:: ИССЛЕДУЕМЫЙ ТЕКСТ ::
----------

Весною моя мать снова почувствовала себя беременной. Отец был очень счастлив, когда узнал об этом; рождение маленькой Сони лишь усилило в нем жажду отцовских радостей. Так как климат Флоренции оказался полезным для моей матери, то мои родители предполагали первоначально провести еще один год в Италии. Но по мере приближения момента разрешения от бремени моей матери их план менялся. В гостиницах и меблированных квартирах Флоренции в то время не существовало нынешней многоязычной прислуги, одинаково скверно говорящей на всех языках. Скромная прислуга Флоренция того времени довольствовалась тем, что говорила хорошо по-итальянски. Моя мать скоро научилась кое-как болтать на этом языке и служила переводчицей моему отцу. Всецело занятый своим романом, он не мог изучать итальянский язык. И теперь, когда она вынуждена будет вскоре слечь и, быть может, даже заболеть серьезно, моя мать думала о том, как справится ее муж среди итальянской прислуги и сиделок. Отец также думал об этом и заявил жене, что предпочел бы провести зиму в стране, язык которой он знает. К этому времени Достоевский стал интересоваться славянским вопросом, который позже столь сильно занял его, и он предложил моей матери отправиться в Прагу, где он хотел ближе изучить чехов. Мои родители покинули Флоренцию в конце дета. Для того, чтобы не утомлять мою мать, они совершали лишь короткие дневные переезды, останавливались в Венеции, Триесте и Вене».

* * *

Личная жизнь Л. Ф. Достоевской не сложилась: ни мужа, ни детей у нее не было.

Последние два года своей жизни дочь писателя провела в Италии. Она переехала туда из Ниццы с целью продолжения лечения. По ее словам, во всем было «виновато ужасное беженское существование с подачками из разных благотворительных учреждений». В своем последнем письме в Россию, датированном 1926 годом, она просила племянника Андрея «отслужить панихиду о своей бабушке и дедушке Достоевских».

В последнее время она жила в местечке Гриес, теперь входящем в городскую черту Больцано. Благодаря поддержке заграничных литературных обществ она могла жить в хороших санаториях и, по указанию докторов, менять местности, так как была больна белокровием. В Гресе она и умерла 10 ноября 1926 года в частной клинике известного доктора Рёсслера.

В архиве тамошней православной церкви сохранилась метрическая книга прихода за 1926 год, в которой в графе об умерших крупным, «торжественным» почерком сделана запись:

«10 ноября н. ст. (28 октября ст. ст.) скончалась в городе Больцано Gries Любовь Федоровна Достоевская, дочь русского писателя Ф. М. Достоевского».

----------

:: ИЗВЛЕЧЁННЫЕ ЗАПИСИ ::
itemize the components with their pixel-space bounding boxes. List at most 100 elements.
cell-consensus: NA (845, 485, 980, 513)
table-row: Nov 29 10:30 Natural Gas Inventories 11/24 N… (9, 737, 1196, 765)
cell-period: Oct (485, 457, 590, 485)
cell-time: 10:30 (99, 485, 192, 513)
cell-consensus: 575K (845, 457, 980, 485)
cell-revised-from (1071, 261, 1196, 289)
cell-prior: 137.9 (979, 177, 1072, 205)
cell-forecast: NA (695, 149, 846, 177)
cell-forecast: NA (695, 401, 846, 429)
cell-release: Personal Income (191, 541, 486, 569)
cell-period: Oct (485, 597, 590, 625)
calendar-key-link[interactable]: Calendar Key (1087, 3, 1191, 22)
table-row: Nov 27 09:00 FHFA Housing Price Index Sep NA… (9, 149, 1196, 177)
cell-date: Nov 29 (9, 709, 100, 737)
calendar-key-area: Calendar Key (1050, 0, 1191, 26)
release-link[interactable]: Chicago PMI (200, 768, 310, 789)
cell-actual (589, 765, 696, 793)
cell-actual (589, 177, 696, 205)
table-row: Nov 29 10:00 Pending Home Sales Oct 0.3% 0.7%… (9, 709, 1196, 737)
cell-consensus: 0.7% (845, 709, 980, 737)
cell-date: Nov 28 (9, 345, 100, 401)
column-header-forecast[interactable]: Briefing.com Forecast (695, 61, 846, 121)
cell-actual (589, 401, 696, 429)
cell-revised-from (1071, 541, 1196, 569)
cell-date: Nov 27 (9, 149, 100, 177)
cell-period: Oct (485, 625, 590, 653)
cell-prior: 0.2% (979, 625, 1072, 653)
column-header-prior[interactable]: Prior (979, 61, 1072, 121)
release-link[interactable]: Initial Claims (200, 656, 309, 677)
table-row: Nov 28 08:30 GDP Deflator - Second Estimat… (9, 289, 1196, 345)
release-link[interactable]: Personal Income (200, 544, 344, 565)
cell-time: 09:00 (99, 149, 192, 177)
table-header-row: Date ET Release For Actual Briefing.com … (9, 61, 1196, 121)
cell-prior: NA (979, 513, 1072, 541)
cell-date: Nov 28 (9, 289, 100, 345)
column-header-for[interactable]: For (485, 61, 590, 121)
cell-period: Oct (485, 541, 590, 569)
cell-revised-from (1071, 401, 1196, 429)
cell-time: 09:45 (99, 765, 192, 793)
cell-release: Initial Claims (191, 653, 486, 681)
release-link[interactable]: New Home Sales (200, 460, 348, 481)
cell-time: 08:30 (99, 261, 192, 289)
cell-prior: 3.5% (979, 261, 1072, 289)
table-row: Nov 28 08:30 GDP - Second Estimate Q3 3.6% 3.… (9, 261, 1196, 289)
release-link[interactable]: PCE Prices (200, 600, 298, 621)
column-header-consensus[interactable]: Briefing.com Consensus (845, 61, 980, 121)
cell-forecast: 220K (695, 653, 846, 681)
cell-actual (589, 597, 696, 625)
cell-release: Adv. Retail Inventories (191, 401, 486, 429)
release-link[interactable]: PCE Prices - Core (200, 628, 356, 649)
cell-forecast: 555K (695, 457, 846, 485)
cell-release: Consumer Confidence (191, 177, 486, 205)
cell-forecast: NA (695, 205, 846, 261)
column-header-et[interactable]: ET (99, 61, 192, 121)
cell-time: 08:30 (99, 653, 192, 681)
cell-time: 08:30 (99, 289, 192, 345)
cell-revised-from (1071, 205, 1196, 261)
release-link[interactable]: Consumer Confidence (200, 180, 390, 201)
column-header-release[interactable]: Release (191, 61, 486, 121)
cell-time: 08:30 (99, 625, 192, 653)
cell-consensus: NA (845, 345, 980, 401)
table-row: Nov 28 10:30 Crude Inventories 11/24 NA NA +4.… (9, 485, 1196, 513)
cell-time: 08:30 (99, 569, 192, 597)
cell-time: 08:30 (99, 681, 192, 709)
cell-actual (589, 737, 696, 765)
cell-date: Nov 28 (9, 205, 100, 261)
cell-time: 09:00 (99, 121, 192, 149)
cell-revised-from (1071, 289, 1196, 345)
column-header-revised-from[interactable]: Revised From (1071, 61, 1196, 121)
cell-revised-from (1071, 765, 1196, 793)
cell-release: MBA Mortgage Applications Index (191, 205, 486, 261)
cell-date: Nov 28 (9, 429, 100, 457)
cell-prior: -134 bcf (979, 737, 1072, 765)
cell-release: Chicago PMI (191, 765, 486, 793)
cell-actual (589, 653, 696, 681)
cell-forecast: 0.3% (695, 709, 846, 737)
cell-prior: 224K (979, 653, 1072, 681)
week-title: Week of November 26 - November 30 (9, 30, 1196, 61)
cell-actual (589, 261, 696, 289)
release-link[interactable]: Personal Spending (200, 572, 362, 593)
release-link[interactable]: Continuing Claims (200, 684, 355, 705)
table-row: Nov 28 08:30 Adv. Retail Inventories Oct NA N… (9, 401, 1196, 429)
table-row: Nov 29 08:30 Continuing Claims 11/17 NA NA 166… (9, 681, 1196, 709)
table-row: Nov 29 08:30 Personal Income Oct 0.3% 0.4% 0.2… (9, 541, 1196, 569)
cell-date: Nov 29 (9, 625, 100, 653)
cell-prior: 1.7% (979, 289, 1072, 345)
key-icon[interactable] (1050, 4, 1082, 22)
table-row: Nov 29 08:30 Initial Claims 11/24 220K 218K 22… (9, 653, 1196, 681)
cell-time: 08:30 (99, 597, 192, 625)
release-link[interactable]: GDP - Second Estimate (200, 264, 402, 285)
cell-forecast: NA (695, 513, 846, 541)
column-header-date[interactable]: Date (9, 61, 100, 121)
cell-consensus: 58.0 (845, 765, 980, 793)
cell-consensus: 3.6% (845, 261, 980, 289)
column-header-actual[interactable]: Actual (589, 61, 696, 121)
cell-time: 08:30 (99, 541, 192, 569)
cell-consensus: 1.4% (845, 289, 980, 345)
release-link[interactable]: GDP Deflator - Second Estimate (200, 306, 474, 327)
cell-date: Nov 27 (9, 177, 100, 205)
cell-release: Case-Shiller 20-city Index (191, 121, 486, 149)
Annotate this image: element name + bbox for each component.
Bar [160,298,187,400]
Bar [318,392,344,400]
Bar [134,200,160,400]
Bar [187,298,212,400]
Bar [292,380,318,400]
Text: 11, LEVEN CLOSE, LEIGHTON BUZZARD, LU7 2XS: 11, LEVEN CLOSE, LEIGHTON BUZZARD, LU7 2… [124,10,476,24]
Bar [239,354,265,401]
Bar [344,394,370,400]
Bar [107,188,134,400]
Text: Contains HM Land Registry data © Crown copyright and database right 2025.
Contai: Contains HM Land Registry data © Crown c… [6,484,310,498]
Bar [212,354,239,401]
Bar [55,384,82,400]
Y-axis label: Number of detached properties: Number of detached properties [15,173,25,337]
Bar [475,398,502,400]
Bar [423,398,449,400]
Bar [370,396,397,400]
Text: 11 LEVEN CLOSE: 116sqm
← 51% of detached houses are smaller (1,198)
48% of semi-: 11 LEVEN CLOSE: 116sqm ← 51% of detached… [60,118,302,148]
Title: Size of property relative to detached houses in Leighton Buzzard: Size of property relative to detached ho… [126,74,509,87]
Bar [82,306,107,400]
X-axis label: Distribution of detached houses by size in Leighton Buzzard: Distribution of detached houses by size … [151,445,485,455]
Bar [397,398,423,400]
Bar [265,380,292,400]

----------

:: ЗАДАНИЯ ::
1/ Изложите исследуемый текст в двух предложениях.
2/ Скопируйте из исследуемого текста без изменений отрывок от слов «Последние два года» до слов «известного доктора Рёсслера.» включительно.

:: ОТВЕТЫ ПО ЗАДАНИЯМ ::
1/ В первой части рассказывается, что Достоевский, не знавший итальянского языка, ожидая скорых родов жены, решил провести зиму в стране, язык которой он знает, и предложил ей отправиться в Прагу, после чего они покинули Флоренцию. Во второй части сообщается, что дочь писателя Любовь Федоровна Достоевская, не имевшая ни мужа, ни детей, последние два года жизни провела в Италии и умерла 10 ноября 1926 года в Гриесе, в частной клинике доктора Рёсслера.

2/
Последние два года своей жизни дочь писателя провела в Италии. Она переехала туда из Ниццы с целью продолжения лечения. По ее словам, во всем было «виновато ужасное беженское существование с подачками из разных благотворительных учреждений». В своем последнем письме в Россию, датированном 1926 годом, она просила племянника Андрея «отслужить панихиду о своей бабушке и дедушке Достоевских».

В последнее время она жила в местечке Гриес, теперь входящем в городскую черту Больцано. Благодаря поддержке заграничных литературных обществ она могла жить в хороших санаториях и, по указанию докторов, менять местности, так как была больна белокровием. В Гресе она и умерла 10 ноября 1926 года в частной клинике известного доктора Рёсслера.